**The request:** Below are some records; reproduce every one of them exactly.

**Saved data entries:**
----------

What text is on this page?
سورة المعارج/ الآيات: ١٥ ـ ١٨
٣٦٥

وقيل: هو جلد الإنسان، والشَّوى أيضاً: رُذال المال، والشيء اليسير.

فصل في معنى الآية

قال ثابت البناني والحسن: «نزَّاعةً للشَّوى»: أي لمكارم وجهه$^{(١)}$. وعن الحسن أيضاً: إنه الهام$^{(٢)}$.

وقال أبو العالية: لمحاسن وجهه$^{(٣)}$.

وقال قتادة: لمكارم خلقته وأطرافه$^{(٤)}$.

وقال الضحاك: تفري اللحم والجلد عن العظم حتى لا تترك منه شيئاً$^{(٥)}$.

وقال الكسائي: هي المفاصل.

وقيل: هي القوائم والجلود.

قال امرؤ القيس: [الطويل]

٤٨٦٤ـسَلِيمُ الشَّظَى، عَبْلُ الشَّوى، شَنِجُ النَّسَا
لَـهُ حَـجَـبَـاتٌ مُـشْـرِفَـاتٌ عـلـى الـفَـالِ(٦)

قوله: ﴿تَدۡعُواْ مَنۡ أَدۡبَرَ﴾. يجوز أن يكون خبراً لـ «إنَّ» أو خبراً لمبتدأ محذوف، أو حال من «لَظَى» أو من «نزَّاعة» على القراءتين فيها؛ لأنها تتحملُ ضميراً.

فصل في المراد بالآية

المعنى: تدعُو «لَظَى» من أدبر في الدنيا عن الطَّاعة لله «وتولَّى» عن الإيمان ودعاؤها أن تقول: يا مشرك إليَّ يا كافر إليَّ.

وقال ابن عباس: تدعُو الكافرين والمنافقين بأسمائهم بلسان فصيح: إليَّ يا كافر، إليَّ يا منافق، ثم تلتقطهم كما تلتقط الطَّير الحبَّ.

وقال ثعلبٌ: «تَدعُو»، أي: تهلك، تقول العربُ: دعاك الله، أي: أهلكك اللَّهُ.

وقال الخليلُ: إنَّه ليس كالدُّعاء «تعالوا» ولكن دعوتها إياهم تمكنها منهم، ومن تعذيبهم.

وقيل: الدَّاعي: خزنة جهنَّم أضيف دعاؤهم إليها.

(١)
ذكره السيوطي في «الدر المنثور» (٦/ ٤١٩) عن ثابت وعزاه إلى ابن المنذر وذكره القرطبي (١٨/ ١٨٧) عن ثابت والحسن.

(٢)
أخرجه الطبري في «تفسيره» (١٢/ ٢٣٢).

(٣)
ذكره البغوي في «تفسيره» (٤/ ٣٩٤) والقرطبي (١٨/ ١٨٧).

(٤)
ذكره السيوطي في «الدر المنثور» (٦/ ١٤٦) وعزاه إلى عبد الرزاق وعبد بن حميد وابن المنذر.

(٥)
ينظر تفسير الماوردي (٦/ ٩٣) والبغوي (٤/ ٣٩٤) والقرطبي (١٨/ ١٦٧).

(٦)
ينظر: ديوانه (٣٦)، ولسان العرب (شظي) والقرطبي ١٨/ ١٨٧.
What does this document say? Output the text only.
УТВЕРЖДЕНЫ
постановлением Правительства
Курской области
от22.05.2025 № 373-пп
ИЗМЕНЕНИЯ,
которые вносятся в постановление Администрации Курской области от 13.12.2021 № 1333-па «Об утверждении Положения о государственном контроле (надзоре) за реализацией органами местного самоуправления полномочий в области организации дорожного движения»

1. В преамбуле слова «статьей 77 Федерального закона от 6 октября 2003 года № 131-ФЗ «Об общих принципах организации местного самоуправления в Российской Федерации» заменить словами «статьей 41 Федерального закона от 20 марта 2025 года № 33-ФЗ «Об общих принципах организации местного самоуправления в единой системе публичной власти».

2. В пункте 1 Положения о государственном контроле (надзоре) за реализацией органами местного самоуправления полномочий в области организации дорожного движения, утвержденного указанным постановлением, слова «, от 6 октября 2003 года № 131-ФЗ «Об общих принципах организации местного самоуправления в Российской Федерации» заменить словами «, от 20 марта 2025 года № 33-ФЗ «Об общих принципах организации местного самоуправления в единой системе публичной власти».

----------

**Output for this task:**
What text is on this page?
سورة المعارج/ الآيات: ١٥ ـ ١٨
٣٦٥

وقيل: هو جلد الإنسان، والشَّوى أيضاً: رُذال المال، والشيء اليسير.

فصل في معنى الآية

قال ثابت البناني والحسن: «نزَّاعةً للشَّوى»: أي لمكارم وجهه$^{(١)}$. وعن الحسن أيضاً: إنه الهام$^{(٢)}$.

وقال أبو العالية: لمحاسن وجهه$^{(٣)}$.

وقال قتادة: لمكارم خلقته وأطرافه$^{(٤)}$.

وقال الضحاك: تفري اللحم والجلد عن العظم حتى لا تترك منه شيئاً$^{(٥)}$.

وقال الكسائي: هي المفاصل.

وقيل: هي القوائم والجلود.

قال امرؤ القيس: [الطويل]

٤٨٦٤ـسَلِيمُ الشَّظَى، عَبْلُ الشَّوى، شَنِجُ النَّسَا
لَـهُ حَـجَـبَـاتٌ مُـشْـرِفَـاتٌ عـلـى الـفَـالِ(٦)

قوله: ﴿تَدۡعُواْ مَنۡ أَدۡبَرَ﴾. يجوز أن يكون خبراً لـ «إنَّ» أو خبراً لمبتدأ محذوف، أو حال من «لَظَى» أو من «نزَّاعة» على القراءتين فيها؛ لأنها تتحملُ ضميراً.

فصل في المراد بالآية

المعنى: تدعُو «لَظَى» من أدبر في الدنيا عن الطَّاعة لله «وتولَّى» عن الإيمان ودعاؤها أن تقول: يا مشرك إليَّ يا كافر إليَّ.

وقال ابن عباس: تدعُو الكافرين والمنافقين بأسمائهم بلسان فصيح: إليَّ يا كافر، إليَّ يا منافق، ثم تلتقطهم كما تلتقط الطَّير الحبَّ.

وقال ثعلبٌ: «تَدعُو»، أي: تهلك، تقول العربُ: دعاك الله، أي: أهلكك اللَّهُ.

وقال الخليلُ: إنَّه ليس كالدُّعاء «تعالوا» ولكن دعوتها إياهم تمكنها منهم، ومن تعذيبهم.

وقيل: الدَّاعي: خزنة جهنَّم أضيف دعاؤهم إليها.

(١)
ذكره السيوطي في «الدر المنثور» (٦/ ٤١٩) عن ثابت وعزاه إلى ابن المنذر وذكره القرطبي (١٨/ ١٨٧) عن ثابت والحسن.

(٢)
أخرجه الطبري في «تفسيره» (١٢/ ٢٣٢).

(٣)
ذكره البغوي في «تفسيره» (٤/ ٣٩٤) والقرطبي (١٨/ ١٨٧).

(٤)
ذكره السيوطي في «الدر المنثور» (٦/ ١٤٦) وعزاه إلى عبد الرزاق وعبد بن حميد وابن المنذر.

(٥)
ينظر تفسير الماوردي (٦/ ٩٣) والبغوي (٤/ ٣٩٤) والقرطبي (١٨/ ١٦٧).

(٦)
ينظر: ديوانه (٣٦)، ولسان العرب (شظي) والقرطبي ١٨/ ١٨٧.
What does this document say? Output the text only.
УТВЕРЖДЕНЫ
постановлением Правительства
Курской области
от22.05.2025 № 373-пп
ИЗМЕНЕНИЯ,
которые вносятся в постановление Администрации Курской области от 13.12.2021 № 1333-па «Об утверждении Положения о государственном контроле (надзоре) за реализацией органами местного самоуправления полномочий в области организации дорожного движения»

1. В преамбуле слова «статьей 77 Федерального закона от 6 октября 2003 года № 131-ФЗ «Об общих принципах организации местного самоуправления в Российской Федерации» заменить словами «статьей 41 Федерального закона от 20 марта 2025 года № 33-ФЗ «Об общих принципах организации местного самоуправления в единой системе публичной власти».

2. В пункте 1 Положения о государственном контроле (надзоре) за реализацией органами местного самоуправления полномочий в области организации дорожного движения, утвержденного указанным постановлением, слова «, от 6 октября 2003 года № 131-ФЗ «Об общих принципах организации местного самоуправления в Российской Федерации» заменить словами «, от 20 марта 2025 года № 33-ФЗ «Об общих принципах организации местного самоуправления в единой системе публичной власти».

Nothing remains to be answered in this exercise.